Work through the listing below and count the lines that hold "betalningar". Answer with the number alone.

> Records for the exercise

------------------------------

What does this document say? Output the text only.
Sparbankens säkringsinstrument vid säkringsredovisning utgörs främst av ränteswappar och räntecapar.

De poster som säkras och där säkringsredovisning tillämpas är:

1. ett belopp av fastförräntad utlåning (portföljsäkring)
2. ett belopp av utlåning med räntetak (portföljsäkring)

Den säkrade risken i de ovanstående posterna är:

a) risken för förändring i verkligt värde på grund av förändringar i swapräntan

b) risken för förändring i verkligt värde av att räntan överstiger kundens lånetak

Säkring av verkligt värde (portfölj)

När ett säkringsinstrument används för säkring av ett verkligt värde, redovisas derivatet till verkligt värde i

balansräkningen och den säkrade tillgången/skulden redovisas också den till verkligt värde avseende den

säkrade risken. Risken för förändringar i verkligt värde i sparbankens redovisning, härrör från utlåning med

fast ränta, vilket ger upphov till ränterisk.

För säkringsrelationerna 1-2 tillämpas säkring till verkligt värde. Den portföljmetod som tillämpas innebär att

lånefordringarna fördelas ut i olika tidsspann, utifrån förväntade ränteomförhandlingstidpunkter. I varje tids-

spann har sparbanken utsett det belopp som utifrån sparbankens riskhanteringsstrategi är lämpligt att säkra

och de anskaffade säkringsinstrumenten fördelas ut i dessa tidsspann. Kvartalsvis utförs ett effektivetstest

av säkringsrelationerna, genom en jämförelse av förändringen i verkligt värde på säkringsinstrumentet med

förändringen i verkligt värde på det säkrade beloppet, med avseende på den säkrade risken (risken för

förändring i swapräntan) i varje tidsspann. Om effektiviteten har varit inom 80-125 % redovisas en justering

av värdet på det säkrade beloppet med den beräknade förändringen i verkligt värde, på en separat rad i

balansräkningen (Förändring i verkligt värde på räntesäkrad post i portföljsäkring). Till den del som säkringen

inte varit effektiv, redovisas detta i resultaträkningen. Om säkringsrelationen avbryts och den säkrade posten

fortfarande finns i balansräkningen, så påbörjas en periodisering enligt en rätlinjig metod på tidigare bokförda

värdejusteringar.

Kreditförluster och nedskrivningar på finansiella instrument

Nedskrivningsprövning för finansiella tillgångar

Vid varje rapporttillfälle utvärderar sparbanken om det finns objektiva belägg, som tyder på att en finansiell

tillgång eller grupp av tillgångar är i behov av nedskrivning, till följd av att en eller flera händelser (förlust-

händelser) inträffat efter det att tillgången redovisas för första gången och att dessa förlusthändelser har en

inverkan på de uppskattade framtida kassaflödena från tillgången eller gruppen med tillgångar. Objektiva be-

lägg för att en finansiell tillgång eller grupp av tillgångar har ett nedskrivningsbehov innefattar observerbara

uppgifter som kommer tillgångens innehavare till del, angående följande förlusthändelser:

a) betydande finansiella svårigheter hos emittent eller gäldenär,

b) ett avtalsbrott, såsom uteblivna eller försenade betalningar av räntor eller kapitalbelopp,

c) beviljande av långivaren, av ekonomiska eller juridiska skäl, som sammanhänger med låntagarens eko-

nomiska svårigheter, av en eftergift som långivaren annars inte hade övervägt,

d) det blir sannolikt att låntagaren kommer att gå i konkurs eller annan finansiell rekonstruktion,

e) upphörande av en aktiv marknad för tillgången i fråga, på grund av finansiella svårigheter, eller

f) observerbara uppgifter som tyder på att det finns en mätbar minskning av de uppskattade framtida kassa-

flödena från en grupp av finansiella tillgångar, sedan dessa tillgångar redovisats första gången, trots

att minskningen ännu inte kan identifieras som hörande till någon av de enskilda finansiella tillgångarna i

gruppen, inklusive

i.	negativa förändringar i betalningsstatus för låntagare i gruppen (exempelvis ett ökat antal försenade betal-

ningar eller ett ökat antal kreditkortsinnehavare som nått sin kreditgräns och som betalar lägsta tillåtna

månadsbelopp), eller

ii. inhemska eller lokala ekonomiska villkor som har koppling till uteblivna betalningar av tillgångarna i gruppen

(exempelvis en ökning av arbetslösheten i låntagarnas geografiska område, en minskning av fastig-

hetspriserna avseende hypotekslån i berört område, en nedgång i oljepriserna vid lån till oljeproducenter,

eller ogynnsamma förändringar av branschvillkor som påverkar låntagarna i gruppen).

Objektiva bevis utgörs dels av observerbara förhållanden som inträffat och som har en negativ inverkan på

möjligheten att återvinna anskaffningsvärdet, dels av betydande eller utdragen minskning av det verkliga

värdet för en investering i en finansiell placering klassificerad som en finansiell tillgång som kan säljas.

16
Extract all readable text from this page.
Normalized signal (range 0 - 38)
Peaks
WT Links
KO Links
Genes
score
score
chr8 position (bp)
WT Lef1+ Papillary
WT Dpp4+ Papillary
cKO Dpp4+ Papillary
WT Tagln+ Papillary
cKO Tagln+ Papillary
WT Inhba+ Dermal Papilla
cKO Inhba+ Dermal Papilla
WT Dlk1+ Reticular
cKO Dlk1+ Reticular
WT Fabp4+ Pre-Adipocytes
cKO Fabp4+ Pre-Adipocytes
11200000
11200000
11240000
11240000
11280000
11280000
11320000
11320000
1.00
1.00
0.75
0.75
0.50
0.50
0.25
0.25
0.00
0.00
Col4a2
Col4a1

------------------------------

> Answer for the task
2